» **To do**
Copy out the complete listing, word for word.
----- Recorded data
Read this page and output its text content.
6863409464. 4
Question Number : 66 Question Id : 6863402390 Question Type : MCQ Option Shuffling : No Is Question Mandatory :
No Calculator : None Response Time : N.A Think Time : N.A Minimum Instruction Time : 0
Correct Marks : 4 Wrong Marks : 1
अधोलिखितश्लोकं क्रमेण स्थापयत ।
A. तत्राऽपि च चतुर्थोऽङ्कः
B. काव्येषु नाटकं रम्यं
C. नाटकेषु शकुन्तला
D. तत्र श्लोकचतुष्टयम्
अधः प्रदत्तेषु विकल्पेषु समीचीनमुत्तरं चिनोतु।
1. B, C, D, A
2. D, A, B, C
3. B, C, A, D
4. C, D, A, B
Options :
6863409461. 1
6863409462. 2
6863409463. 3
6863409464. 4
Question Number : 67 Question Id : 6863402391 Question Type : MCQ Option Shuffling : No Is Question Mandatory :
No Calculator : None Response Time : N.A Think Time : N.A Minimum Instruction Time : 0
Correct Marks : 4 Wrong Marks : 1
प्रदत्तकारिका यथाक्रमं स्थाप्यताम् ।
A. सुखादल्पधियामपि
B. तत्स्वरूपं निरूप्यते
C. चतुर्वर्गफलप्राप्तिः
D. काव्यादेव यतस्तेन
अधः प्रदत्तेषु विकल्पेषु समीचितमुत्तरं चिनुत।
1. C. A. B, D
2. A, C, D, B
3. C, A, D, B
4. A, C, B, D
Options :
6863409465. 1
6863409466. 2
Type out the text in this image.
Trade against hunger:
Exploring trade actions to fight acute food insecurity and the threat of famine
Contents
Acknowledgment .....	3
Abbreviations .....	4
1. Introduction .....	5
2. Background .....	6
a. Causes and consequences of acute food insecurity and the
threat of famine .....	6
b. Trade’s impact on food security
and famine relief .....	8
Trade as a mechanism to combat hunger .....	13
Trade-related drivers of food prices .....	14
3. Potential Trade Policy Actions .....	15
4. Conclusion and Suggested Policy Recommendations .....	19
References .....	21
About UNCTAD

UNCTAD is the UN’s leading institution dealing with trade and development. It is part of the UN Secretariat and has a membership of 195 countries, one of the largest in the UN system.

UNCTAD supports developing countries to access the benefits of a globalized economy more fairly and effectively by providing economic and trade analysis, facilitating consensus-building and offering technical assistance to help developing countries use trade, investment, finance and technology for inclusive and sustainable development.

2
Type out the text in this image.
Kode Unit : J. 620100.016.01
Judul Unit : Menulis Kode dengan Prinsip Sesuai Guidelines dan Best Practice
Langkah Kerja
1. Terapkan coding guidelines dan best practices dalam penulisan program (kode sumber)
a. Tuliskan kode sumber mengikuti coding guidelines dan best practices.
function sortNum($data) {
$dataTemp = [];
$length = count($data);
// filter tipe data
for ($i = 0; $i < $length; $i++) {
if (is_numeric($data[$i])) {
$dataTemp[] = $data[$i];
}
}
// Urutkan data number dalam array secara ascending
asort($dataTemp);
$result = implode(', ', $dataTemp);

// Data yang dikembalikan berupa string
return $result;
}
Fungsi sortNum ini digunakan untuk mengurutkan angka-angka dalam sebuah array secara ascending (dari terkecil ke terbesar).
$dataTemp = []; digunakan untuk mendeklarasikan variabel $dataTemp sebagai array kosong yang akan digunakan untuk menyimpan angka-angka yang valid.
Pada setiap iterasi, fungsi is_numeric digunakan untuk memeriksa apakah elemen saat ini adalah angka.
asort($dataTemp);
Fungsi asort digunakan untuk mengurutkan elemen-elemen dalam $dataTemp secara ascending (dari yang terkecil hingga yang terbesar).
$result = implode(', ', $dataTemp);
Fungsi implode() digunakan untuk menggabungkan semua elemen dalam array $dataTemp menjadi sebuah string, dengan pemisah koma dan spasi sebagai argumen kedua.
----------
» **Result of the exercise**
Read this page and output its text content.
6863409464. 4
Question Number : 66 Question Id : 6863402390 Question Type : MCQ Option Shuffling : No Is Question Mandatory :
No Calculator : None Response Time : N.A Think Time : N.A Minimum Instruction Time : 0
Correct Marks : 4 Wrong Marks : 1
अधोलिखितश्लोकं क्रमेण स्थापयत ।
A. तत्राऽपि च चतुर्थोऽङ्कः
B. काव्येषु नाटकं रम्यं
C. नाटकेषु शकुन्तला
D. तत्र श्लोकचतुष्टयम्
अधः प्रदत्तेषु विकल्पेषु समीचीनमुत्तरं चिनोतु।
1. B, C, D, A
2. D, A, B, C
3. B, C, A, D
4. C, D, A, B
Options :
6863409461. 1
6863409462. 2
6863409463. 3
6863409464. 4
Question Number : 67 Question Id : 6863402391 Question Type : MCQ Option Shuffling : No Is Question Mandatory :
No Calculator : None Response Time : N.A Think Time : N.A Minimum Instruction Time : 0
Correct Marks : 4 Wrong Marks : 1
प्रदत्तकारिका यथाक्रमं स्थाप्यताम् ।
A. सुखादल्पधियामपि
B. तत्स्वरूपं निरूप्यते
C. चतुर्वर्गफलप्राप्तिः
D. काव्यादेव यतस्तेन
अधः प्रदत्तेषु विकल्पेषु समीचितमुत्तरं चिनुत।
1. C. A. B, D
2. A, C, D, B
3. C, A, D, B
4. A, C, B, D
Options :
6863409465. 1
6863409466. 2
Type out the text in this image.
Trade against hunger:
Exploring trade actions to fight acute food insecurity and the threat of famine
Contents
Acknowledgment .....	3
Abbreviations .....	4
1. Introduction .....	5
2. Background .....	6
a. Causes and consequences of acute food insecurity and the
threat of famine .....	6
b. Trade’s impact on food security
and famine relief .....	8
Trade as a mechanism to combat hunger .....	13
Trade-related drivers of food prices .....	14
3. Potential Trade Policy Actions .....	15
4. Conclusion and Suggested Policy Recommendations .....	19
References .....	21
About UNCTAD

UNCTAD is the UN’s leading institution dealing with trade and development. It is part of the UN Secretariat and has a membership of 195 countries, one of the largest in the UN system.

UNCTAD supports developing countries to access the benefits of a globalized economy more fairly and effectively by providing economic and trade analysis, facilitating consensus-building and offering technical assistance to help developing countries use trade, investment, finance and technology for inclusive and sustainable development.

2
Type out the text in this image.
Kode Unit : J. 620100.016.01
Judul Unit : Menulis Kode dengan Prinsip Sesuai Guidelines dan Best Practice
Langkah Kerja
1. Terapkan coding guidelines dan best practices dalam penulisan program (kode sumber)
a. Tuliskan kode sumber mengikuti coding guidelines dan best practices.
function sortNum($data) {
$dataTemp = [];
$length = count($data);
// filter tipe data
for ($i = 0; $i < $length; $i++) {
if (is_numeric($data[$i])) {
$dataTemp[] = $data[$i];
}
}
// Urutkan data number dalam array secara ascending
asort($dataTemp);
$result = implode(', ', $dataTemp);

// Data yang dikembalikan berupa string
return $result;
}
Fungsi sortNum ini digunakan untuk mengurutkan angka-angka dalam sebuah array secara ascending (dari terkecil ke terbesar).
$dataTemp = []; digunakan untuk mendeklarasikan variabel $dataTemp sebagai array kosong yang akan digunakan untuk menyimpan angka-angka yang valid.
Pada setiap iterasi, fungsi is_numeric digunakan untuk memeriksa apakah elemen saat ini adalah angka.
asort($dataTemp);
Fungsi asort digunakan untuk mengurutkan elemen-elemen dalam $dataTemp secara ascending (dari yang terkecil hingga yang terbesar).
$result = implode(', ', $dataTemp);
Fungsi implode() digunakan untuk menggabungkan semua elemen dalam array $dataTemp menjadi sebuah string, dengan pemisah koma dan spasi sebagai argumen kedua.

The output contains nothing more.